SET EXERCISE:
Output all lines exactly, with nothing added or dropped.

Data items
* * * * * * * * *
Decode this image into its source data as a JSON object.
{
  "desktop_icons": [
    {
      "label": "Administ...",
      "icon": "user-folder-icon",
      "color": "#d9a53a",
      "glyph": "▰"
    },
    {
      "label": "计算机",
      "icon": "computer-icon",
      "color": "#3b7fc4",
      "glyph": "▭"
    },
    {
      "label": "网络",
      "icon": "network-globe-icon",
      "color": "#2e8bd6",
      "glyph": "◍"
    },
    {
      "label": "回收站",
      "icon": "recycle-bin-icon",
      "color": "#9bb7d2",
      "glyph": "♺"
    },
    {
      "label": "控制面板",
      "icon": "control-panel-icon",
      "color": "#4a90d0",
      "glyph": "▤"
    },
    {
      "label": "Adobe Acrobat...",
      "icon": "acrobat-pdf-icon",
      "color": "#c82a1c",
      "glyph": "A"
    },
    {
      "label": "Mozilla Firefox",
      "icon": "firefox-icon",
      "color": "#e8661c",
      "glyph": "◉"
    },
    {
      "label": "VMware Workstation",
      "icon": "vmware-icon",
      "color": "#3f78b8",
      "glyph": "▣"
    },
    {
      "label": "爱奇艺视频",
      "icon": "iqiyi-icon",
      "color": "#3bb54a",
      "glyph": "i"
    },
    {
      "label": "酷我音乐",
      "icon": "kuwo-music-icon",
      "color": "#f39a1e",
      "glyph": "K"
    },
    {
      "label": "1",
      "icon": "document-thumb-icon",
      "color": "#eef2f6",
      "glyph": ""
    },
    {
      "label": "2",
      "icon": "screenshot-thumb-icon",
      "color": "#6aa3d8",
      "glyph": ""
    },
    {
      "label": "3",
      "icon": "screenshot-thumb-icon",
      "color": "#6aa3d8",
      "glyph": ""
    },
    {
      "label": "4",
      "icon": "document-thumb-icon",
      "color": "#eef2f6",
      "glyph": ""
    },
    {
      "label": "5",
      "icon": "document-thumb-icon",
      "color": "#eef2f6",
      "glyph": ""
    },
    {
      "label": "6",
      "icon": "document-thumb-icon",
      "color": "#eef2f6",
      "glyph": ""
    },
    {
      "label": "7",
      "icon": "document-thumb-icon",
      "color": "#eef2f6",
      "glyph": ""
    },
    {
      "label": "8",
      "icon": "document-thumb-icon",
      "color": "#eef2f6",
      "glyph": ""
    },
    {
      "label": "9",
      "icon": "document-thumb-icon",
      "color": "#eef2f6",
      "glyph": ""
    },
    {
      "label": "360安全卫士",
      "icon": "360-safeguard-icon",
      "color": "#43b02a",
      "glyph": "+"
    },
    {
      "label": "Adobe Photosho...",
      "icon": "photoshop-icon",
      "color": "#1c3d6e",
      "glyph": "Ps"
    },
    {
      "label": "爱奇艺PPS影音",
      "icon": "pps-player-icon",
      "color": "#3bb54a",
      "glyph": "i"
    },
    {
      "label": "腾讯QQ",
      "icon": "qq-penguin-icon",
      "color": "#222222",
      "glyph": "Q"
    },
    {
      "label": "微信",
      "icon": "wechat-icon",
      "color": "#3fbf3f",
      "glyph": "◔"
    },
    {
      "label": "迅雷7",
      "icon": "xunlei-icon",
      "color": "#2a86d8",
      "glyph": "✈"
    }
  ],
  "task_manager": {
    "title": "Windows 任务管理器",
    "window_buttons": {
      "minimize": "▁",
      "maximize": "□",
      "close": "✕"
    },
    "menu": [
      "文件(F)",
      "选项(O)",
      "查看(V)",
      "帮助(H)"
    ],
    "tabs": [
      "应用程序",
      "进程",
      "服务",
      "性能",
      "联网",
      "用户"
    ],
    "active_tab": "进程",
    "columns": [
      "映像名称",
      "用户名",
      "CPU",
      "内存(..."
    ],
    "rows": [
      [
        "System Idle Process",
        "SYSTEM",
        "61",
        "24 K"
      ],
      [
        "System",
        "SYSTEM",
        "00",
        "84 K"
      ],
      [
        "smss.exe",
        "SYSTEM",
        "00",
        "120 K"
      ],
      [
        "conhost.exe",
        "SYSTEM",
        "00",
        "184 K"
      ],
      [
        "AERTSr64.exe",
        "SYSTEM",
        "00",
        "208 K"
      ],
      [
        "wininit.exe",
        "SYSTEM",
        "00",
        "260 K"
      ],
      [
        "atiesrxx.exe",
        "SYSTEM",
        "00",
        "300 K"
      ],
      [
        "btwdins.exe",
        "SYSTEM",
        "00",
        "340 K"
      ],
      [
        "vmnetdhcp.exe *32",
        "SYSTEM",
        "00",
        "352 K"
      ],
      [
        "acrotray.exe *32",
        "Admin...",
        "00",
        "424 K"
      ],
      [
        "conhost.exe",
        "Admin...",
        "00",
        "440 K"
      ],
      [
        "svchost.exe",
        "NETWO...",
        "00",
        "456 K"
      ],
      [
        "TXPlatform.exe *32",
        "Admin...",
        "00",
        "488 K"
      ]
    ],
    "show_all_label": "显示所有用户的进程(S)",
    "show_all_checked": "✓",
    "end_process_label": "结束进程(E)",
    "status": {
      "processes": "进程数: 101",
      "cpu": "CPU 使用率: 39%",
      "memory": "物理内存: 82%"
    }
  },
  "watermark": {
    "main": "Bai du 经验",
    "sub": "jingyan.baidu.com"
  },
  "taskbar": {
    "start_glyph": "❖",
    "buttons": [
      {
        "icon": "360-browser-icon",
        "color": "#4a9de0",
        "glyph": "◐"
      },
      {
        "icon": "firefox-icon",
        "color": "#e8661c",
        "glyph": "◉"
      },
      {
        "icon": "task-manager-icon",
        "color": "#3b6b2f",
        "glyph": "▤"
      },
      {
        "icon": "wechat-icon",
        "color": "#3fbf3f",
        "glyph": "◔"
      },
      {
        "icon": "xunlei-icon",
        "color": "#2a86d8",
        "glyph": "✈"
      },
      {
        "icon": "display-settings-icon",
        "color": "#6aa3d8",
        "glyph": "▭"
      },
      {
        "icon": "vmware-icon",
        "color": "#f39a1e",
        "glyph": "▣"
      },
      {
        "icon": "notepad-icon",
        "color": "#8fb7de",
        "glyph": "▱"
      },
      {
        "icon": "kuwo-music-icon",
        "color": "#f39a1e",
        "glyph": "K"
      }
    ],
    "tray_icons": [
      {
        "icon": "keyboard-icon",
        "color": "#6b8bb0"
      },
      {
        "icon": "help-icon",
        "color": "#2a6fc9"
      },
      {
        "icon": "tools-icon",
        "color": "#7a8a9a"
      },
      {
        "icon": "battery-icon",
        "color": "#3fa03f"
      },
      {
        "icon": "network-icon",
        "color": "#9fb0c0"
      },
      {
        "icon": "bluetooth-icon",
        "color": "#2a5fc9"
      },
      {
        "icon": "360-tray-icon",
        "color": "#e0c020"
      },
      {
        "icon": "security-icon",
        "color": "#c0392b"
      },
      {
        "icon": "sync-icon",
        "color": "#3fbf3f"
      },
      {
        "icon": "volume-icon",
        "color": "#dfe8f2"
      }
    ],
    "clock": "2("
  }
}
* * * * * * * * *
IN RESPONSE:
Decode this image into its source data as a JSON object.
{
  "desktop_icons": [
    {
      "label": "Administ...",
      "icon": "user-folder-icon",
      "color": "#d9a53a",
      "glyph": "▰"
    },
    {
      "label": "计算机",
      "icon": "computer-icon",
      "color": "#3b7fc4",
      "glyph": "▭"
    },
    {
      "label": "网络",
      "icon": "network-globe-icon",
      "color": "#2e8bd6",
      "glyph": "◍"
    },
    {
      "label": "回收站",
      "icon": "recycle-bin-icon",
      "color": "#9bb7d2",
      "glyph": "♺"
    },
    {
      "label": "控制面板",
      "icon": "control-panel-icon",
      "color": "#4a90d0",
      "glyph": "▤"
    },
    {
      "label": "Adobe Acrobat...",
      "icon": "acrobat-pdf-icon",
      "color": "#c82a1c",
      "glyph": "A"
    },
    {
      "label": "Mozilla Firefox",
      "icon": "firefox-icon",
      "color": "#e8661c",
      "glyph": "◉"
    },
    {
      "label": "VMware Workstation",
      "icon": "vmware-icon",
      "color": "#3f78b8",
      "glyph": "▣"
    },
    {
      "label": "爱奇艺视频",
      "icon": "iqiyi-icon",
      "color": "#3bb54a",
      "glyph": "i"
    },
    {
      "label": "酷我音乐",
      "icon": "kuwo-music-icon",
      "color": "#f39a1e",
      "glyph": "K"
    },
    {
      "label": "1",
      "icon": "document-thumb-icon",
      "color": "#eef2f6",
      "glyph": ""
    },
    {
      "label": "2",
      "icon": "screenshot-thumb-icon",
      "color": "#6aa3d8",
      "glyph": ""
    },
    {
      "label": "3",
      "icon": "screenshot-thumb-icon",
      "color": "#6aa3d8",
      "glyph": ""
    },
    {
      "label": "4",
      "icon": "document-thumb-icon",
      "color": "#eef2f6",
      "glyph": ""
    },
    {
      "label": "5",
      "icon": "document-thumb-icon",
      "color": "#eef2f6",
      "glyph": ""
    },
    {
      "label": "6",
      "icon": "document-thumb-icon",
      "color": "#eef2f6",
      "glyph": ""
    },
    {
      "label": "7",
      "icon": "document-thumb-icon",
      "color": "#eef2f6",
      "glyph": ""
    },
    {
      "label": "8",
      "icon": "document-thumb-icon",
      "color": "#eef2f6",
      "glyph": ""
    },
    {
      "label": "9",
      "icon": "document-thumb-icon",
      "color": "#eef2f6",
      "glyph": ""
    },
    {
      "label": "360安全卫士",
      "icon": "360-safeguard-icon",
      "color": "#43b02a",
      "glyph": "+"
    },
    {
      "label": "Adobe Photosho...",
      "icon": "photoshop-icon",
      "color": "#1c3d6e",
      "glyph": "Ps"
    },
    {
      "label": "爱奇艺PPS影音",
      "icon": "pps-player-icon",
      "color": "#3bb54a",
      "glyph": "i"
    },
    {
      "label": "腾讯QQ",
      "icon": "qq-penguin-icon",
      "color": "#222222",
      "glyph": "Q"
    },
    {
      "label": "微信",
      "icon": "wechat-icon",
      "color": "#3fbf3f",
      "glyph": "◔"
    },
    {
      "label": "迅雷7",
      "icon": "xunlei-icon",
      "color": "#2a86d8",
      "glyph": "✈"
    }
  ],
  "task_manager": {
    "title": "Windows 任务管理器",
    "window_buttons": {
      "minimize": "▁",
      "maximize": "□",
      "close": "✕"
    },
    "menu": [
      "文件(F)",
      "选项(O)",
      "查看(V)",
      "帮助(H)"
    ],
    "tabs": [
      "应用程序",
      "进程",
      "服务",
      "性能",
      "联网",
      "用户"
    ],
    "active_tab": "进程",
    "columns": [
      "映像名称",
      "用户名",
      "CPU",
      "内存(..."
    ],
    "rows": [
      [
        "System Idle Process",
        "SYSTEM",
        "61",
        "24 K"
      ],
      [
        "System",
        "SYSTEM",
        "00",
        "84 K"
      ],
      [
        "smss.exe",
        "SYSTEM",
        "00",
        "120 K"
      ],
      [
        "conhost.exe",
        "SYSTEM",
        "00",
        "184 K"
      ],
      [
        "AERTSr64.exe",
        "SYSTEM",
        "00",
        "208 K"
      ],
      [
        "wininit.exe",
        "SYSTEM",
        "00",
        "260 K"
      ],
      [
        "atiesrxx.exe",
        "SYSTEM",
        "00",
        "300 K"
      ],
      [
        "btwdins.exe",
        "SYSTEM",
        "00",
        "340 K"
      ],
      [
        "vmnetdhcp.exe *32",
        "SYSTEM",
        "00",
        "352 K"
      ],
      [
        "acrotray.exe *32",
        "Admin...",
        "00",
        "424 K"
      ],
      [
        "conhost.exe",
        "Admin...",
        "00",
        "440 K"
      ],
      [
        "svchost.exe",
        "NETWO...",
        "00",
        "456 K"
      ],
      [
        "TXPlatform.exe *32",
        "Admin...",
        "00",
        "488 K"
      ]
    ],
    "show_all_label": "显示所有用户的进程(S)",
    "show_all_checked": "✓",
    "end_process_label": "结束进程(E)",
    "status": {
      "processes": "进程数: 101",
      "cpu": "CPU 使用率: 39%",
      "memory": "物理内存: 82%"
    }
  },
  "watermark": {
    "main": "Bai du 经验",
    "sub": "jingyan.baidu.com"
  },
  "taskbar": {
    "start_glyph": "❖",
    "buttons": [
      {
        "icon": "360-browser-icon",
        "color": "#4a9de0",
        "glyph": "◐"
      },
      {
        "icon": "firefox-icon",
        "color": "#e8661c",
        "glyph": "◉"
      },
      {
        "icon": "task-manager-icon",
        "color": "#3b6b2f",
        "glyph": "▤"
      },
      {
        "icon": "wechat-icon",
        "color": "#3fbf3f",
        "glyph": "◔"
      },
      {
        "icon": "xunlei-icon",
        "color": "#2a86d8",
        "glyph": "✈"
      },
      {
        "icon": "display-settings-icon",
        "color": "#6aa3d8",
        "glyph": "▭"
      },
      {
        "icon": "vmware-icon",
        "color": "#f39a1e",
        "glyph": "▣"
      },
      {
        "icon": "notepad-icon",
        "color": "#8fb7de",
        "glyph": "▱"
      },
      {
        "icon": "kuwo-music-icon",
        "color": "#f39a1e",
        "glyph": "K"
      }
    ],
    "tray_icons": [
      {
        "icon": "keyboard-icon",
        "color": "#6b8bb0"
      },
      {
        "icon": "help-icon",
        "color": "#2a6fc9"
      },
      {
        "icon": "tools-icon",
        "color": "#7a8a9a"
      },
      {
        "icon": "battery-icon",
        "color": "#3fa03f"
      },
      {
        "icon": "network-icon",
        "color": "#9fb0c0"
      },
      {
        "icon": "bluetooth-icon",
        "color": "#2a5fc9"
      },
      {
        "icon": "360-tray-icon",
        "color": "#e0c020"
      },
      {
        "icon": "security-icon",
        "color": "#c0392b"
      },
      {
        "icon": "sync-icon",
        "color": "#3fbf3f"
      },
      {
        "icon": "volume-icon",
        "color": "#dfe8f2"
      }
    ],
    "clock": "2("
  }
}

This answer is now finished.